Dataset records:
BEGIN

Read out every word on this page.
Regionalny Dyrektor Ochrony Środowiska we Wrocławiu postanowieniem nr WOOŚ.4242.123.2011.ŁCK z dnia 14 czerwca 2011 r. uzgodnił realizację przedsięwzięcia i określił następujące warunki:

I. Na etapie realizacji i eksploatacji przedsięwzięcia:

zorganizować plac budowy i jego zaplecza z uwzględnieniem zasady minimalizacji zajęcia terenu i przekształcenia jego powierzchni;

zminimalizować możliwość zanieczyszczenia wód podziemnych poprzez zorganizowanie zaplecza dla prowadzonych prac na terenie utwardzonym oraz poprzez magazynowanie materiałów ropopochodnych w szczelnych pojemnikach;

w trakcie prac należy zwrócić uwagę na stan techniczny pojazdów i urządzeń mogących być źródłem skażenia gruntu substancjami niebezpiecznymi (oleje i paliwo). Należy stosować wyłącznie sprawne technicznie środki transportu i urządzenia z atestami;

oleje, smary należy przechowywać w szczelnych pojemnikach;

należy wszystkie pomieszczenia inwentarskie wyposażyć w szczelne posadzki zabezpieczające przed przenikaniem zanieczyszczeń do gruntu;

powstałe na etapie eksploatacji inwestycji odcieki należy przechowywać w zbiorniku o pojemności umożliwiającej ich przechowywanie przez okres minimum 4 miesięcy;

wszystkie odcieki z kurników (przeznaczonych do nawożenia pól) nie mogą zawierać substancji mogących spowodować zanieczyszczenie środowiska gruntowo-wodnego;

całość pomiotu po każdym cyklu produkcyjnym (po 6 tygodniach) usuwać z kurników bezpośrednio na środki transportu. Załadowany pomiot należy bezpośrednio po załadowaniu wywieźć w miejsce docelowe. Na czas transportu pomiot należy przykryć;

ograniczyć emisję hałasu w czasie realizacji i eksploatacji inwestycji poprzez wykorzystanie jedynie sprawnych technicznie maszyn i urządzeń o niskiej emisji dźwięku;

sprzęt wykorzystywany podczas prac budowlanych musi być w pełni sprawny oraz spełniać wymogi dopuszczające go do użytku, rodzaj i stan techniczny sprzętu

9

END
BEGIN

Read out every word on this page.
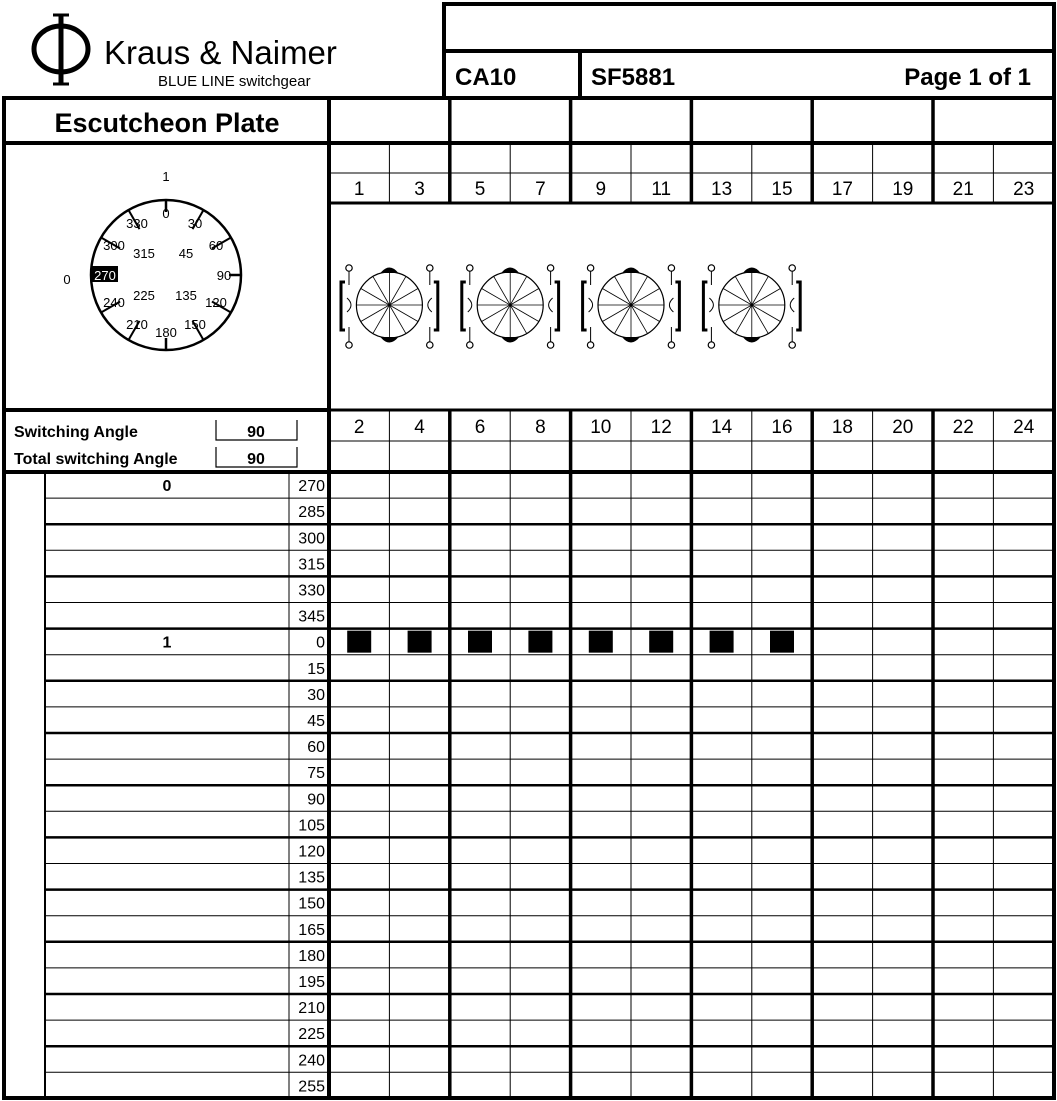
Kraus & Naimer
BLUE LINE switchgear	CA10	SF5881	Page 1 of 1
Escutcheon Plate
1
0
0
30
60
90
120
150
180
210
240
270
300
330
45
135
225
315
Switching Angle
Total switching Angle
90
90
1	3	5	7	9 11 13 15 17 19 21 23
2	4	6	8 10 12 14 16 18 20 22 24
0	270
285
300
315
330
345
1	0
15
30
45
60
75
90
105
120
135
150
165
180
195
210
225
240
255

END
BEGIN

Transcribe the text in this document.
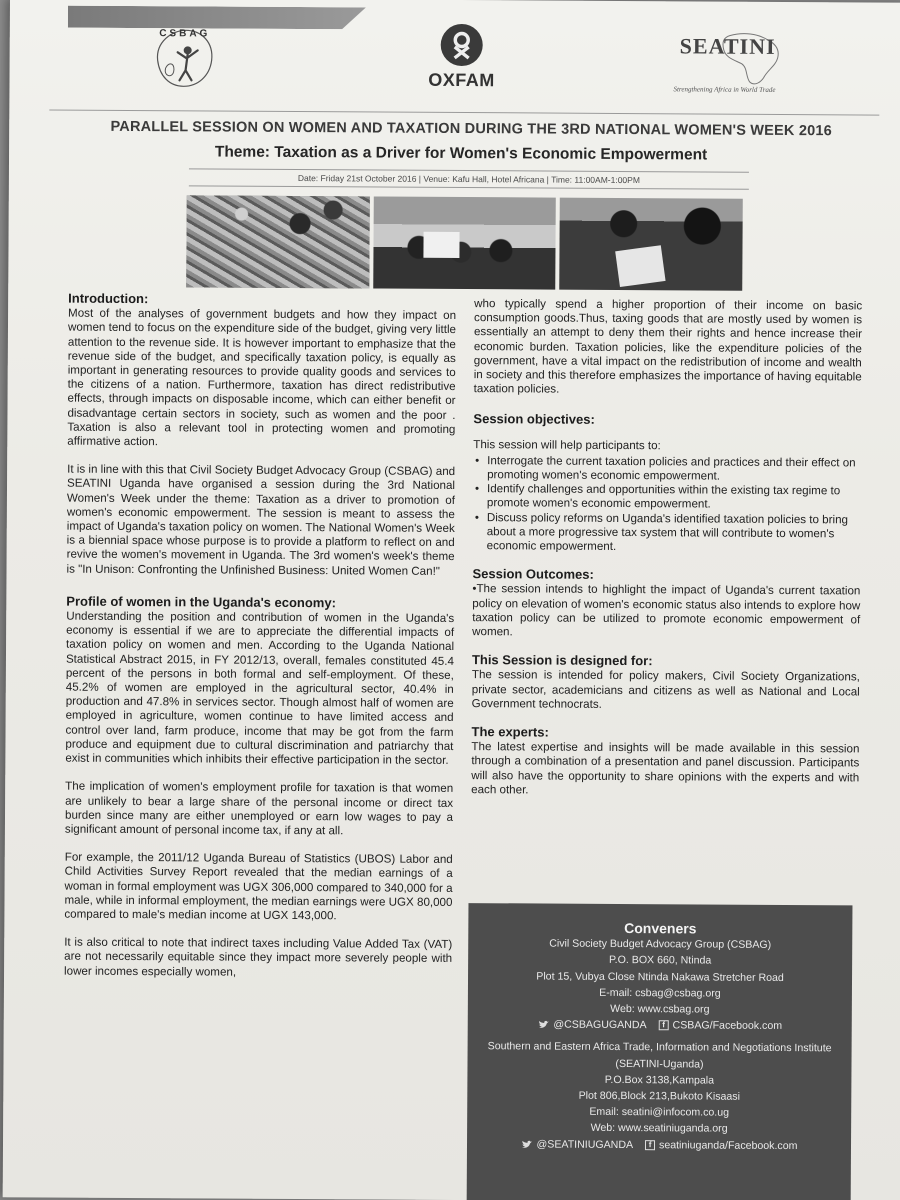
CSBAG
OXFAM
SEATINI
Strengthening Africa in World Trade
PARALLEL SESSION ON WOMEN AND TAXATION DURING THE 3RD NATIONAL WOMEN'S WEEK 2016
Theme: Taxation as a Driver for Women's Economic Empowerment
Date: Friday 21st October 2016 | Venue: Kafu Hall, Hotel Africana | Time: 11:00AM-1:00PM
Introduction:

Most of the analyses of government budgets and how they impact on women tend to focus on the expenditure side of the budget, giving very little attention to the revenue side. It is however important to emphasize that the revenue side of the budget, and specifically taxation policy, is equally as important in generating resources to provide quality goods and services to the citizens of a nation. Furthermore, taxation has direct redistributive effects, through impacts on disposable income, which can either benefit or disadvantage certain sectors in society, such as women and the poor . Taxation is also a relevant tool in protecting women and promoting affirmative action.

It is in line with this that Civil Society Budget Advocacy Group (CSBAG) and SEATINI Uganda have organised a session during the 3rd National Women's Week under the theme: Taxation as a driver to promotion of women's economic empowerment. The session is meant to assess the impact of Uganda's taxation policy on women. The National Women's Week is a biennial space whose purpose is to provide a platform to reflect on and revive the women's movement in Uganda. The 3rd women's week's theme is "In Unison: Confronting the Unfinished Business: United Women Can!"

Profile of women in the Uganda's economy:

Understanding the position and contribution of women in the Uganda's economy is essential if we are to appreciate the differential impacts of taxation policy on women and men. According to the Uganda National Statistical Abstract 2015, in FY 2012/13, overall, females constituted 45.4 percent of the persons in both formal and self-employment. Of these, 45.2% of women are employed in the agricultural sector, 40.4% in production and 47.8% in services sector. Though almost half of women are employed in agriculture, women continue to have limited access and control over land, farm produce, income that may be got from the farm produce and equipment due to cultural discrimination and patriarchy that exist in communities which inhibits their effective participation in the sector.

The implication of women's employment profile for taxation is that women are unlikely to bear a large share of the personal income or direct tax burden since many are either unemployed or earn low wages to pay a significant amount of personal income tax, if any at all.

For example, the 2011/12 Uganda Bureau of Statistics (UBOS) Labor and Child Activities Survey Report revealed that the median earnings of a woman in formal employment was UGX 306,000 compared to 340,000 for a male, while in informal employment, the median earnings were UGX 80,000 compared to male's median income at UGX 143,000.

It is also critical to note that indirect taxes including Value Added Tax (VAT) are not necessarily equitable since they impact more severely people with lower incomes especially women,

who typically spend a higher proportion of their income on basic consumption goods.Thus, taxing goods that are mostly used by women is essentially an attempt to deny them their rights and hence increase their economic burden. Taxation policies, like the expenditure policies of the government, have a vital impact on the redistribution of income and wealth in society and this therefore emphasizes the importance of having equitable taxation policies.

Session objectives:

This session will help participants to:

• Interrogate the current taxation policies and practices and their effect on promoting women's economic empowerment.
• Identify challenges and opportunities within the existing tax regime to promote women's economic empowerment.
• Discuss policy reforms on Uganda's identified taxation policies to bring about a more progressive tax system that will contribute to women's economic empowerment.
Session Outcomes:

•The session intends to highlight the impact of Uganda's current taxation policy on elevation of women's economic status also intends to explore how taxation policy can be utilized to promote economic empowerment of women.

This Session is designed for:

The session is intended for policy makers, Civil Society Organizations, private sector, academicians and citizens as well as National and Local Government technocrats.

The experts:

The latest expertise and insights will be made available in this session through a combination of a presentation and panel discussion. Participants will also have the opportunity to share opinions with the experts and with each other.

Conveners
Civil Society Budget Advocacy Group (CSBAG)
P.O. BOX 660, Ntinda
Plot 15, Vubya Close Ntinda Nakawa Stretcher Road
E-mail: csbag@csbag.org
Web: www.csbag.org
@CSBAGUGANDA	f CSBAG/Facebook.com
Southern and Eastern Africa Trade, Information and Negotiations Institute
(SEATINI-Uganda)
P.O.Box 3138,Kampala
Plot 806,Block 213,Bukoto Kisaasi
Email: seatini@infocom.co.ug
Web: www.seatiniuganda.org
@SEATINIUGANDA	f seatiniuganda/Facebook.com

END

Work to do: Pick out all lines containing the string "Civil".

Output:
It is in line with this that Civil Society Budget Advocacy Group (CSBAG) and SEATINI Uganda have organised a session during the 3rd National Women's Week under the theme: Taxation as a driver to promotion of women's economic empowerment. The session is meant to assess the impact of Uganda's taxation policy on women. The National Women's Week is a biennial space whose purpose is to provide a platform to reflect on and revive the women's movement in Uganda. The 3rd women's week's theme is "In Unison: Confronting the Unfinished Business: United Women Can!"
The session is intended for policy makers, Civil Society Organizations, private sector, academicians and citizens as well as National and Local Government technocrats.
Civil Society Budget Advocacy Group (CSBAG)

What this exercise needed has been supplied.